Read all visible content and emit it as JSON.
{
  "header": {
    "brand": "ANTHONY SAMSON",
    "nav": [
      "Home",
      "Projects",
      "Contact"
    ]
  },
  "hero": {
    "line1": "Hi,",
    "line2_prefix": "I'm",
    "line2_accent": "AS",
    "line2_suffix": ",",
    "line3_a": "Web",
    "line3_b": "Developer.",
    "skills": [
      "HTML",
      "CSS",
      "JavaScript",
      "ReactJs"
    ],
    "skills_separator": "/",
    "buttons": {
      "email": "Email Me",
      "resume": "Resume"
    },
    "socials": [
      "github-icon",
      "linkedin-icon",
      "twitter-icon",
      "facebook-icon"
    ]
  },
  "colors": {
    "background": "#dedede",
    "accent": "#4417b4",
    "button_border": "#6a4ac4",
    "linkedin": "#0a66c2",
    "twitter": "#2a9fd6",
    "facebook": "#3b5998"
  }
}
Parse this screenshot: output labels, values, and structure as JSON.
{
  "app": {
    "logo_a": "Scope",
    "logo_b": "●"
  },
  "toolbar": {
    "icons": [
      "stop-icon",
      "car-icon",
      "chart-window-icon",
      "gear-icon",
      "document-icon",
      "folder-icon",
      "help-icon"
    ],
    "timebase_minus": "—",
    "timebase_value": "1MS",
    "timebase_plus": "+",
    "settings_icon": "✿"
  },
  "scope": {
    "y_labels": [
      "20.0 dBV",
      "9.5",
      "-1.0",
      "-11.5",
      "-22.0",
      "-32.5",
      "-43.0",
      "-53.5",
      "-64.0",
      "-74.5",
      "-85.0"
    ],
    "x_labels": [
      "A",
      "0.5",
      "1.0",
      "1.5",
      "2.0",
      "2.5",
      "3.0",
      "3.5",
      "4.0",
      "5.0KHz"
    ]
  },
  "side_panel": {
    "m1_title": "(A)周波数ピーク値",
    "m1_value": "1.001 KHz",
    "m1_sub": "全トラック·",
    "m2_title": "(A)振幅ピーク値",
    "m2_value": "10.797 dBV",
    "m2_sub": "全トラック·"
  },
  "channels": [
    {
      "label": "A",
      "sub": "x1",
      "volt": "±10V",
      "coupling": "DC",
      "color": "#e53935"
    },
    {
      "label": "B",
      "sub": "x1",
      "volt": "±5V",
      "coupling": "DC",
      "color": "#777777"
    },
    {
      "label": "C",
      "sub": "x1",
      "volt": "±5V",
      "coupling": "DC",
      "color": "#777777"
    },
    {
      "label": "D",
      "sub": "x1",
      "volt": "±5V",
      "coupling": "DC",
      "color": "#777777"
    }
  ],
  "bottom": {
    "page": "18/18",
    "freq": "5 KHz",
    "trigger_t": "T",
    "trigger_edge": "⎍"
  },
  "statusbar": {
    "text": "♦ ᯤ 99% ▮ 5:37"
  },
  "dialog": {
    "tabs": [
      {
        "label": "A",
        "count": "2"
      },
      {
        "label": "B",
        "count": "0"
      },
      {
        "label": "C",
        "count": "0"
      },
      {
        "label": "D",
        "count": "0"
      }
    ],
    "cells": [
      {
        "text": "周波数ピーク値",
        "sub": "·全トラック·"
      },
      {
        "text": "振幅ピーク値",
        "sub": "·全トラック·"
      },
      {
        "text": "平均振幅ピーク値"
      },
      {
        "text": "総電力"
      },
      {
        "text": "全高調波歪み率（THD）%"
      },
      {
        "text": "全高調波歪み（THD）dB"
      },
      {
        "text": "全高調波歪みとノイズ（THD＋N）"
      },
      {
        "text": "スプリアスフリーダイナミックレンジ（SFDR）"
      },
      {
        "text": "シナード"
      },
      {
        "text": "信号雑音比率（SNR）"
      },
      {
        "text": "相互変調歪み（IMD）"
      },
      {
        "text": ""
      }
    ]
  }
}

Given instruction. Go through the records above and set each one down exactly, please.

Solution to the problem.
Read all visible content and emit it as JSON.
{
  "header": {
    "brand": "ANTHONY SAMSON",
    "nav": [
      "Home",
      "Projects",
      "Contact"
    ]
  },
  "hero": {
    "line1": "Hi,",
    "line2_prefix": "I'm",
    "line2_accent": "AS",
    "line2_suffix": ",",
    "line3_a": "Web",
    "line3_b": "Developer.",
    "skills": [
      "HTML",
      "CSS",
      "JavaScript",
      "ReactJs"
    ],
    "skills_separator": "/",
    "buttons": {
      "email": "Email Me",
      "resume": "Resume"
    },
    "socials": [
      "github-icon",
      "linkedin-icon",
      "twitter-icon",
      "facebook-icon"
    ]
  },
  "colors": {
    "background": "#dedede",
    "accent": "#4417b4",
    "button_border": "#6a4ac4",
    "linkedin": "#0a66c2",
    "twitter": "#2a9fd6",
    "facebook": "#3b5998"
  }
}
Parse this screenshot: output labels, values, and structure as JSON.
{
  "app": {
    "logo_a": "Scope",
    "logo_b": "●"
  },
  "toolbar": {
    "icons": [
      "stop-icon",
      "car-icon",
      "chart-window-icon",
      "gear-icon",
      "document-icon",
      "folder-icon",
      "help-icon"
    ],
    "timebase_minus": "—",
    "timebase_value": "1MS",
    "timebase_plus": "+",
    "settings_icon": "✿"
  },
  "scope": {
    "y_labels": [
      "20.0 dBV",
      "9.5",
      "-1.0",
      "-11.5",
      "-22.0",
      "-32.5",
      "-43.0",
      "-53.5",
      "-64.0",
      "-74.5",
      "-85.0"
    ],
    "x_labels": [
      "A",
      "0.5",
      "1.0",
      "1.5",
      "2.0",
      "2.5",
      "3.0",
      "3.5",
      "4.0",
      "5.0KHz"
    ]
  },
  "side_panel": {
    "m1_title": "(A)周波数ピーク値",
    "m1_value": "1.001 KHz",
    "m1_sub": "全トラック·",
    "m2_title": "(A)振幅ピーク値",
    "m2_value": "10.797 dBV",
    "m2_sub": "全トラック·"
  },
  "channels": [
    {
      "label": "A",
      "sub": "x1",
      "volt": "±10V",
      "coupling": "DC",
      "color": "#e53935"
    },
    {
      "label": "B",
      "sub": "x1",
      "volt": "±5V",
      "coupling": "DC",
      "color": "#777777"
    },
    {
      "label": "C",
      "sub": "x1",
      "volt": "±5V",
      "coupling": "DC",
      "color": "#777777"
    },
    {
      "label": "D",
      "sub": "x1",
      "volt": "±5V",
      "coupling": "DC",
      "color": "#777777"
    }
  ],
  "bottom": {
    "page": "18/18",
    "freq": "5 KHz",
    "trigger_t": "T",
    "trigger_edge": "⎍"
  },
  "statusbar": {
    "text": "♦ ᯤ 99% ▮ 5:37"
  },
  "dialog": {
    "tabs": [
      {
        "label": "A",
        "count": "2"
      },
      {
        "label": "B",
        "count": "0"
      },
      {
        "label": "C",
        "count": "0"
      },
      {
        "label": "D",
        "count": "0"
      }
    ],
    "cells": [
      {
        "text": "周波数ピーク値",
        "sub": "·全トラック·"
      },
      {
        "text": "振幅ピーク値",
        "sub": "·全トラック·"
      },
      {
        "text": "平均振幅ピーク値"
      },
      {
        "text": "総電力"
      },
      {
        "text": "全高調波歪み率（THD）%"
      },
      {
        "text": "全高調波歪み（THD）dB"
      },
      {
        "text": "全高調波歪みとノイズ（THD＋N）"
      },
      {
        "text": "スプリアスフリーダイナミックレンジ（SFDR）"
      },
      {
        "text": "シナード"
      },
      {
        "text": "信号雑音比率（SNR）"
      },
      {
        "text": "相互変調歪み（IMD）"
      },
      {
        "text": ""
      }
    ]
  }
}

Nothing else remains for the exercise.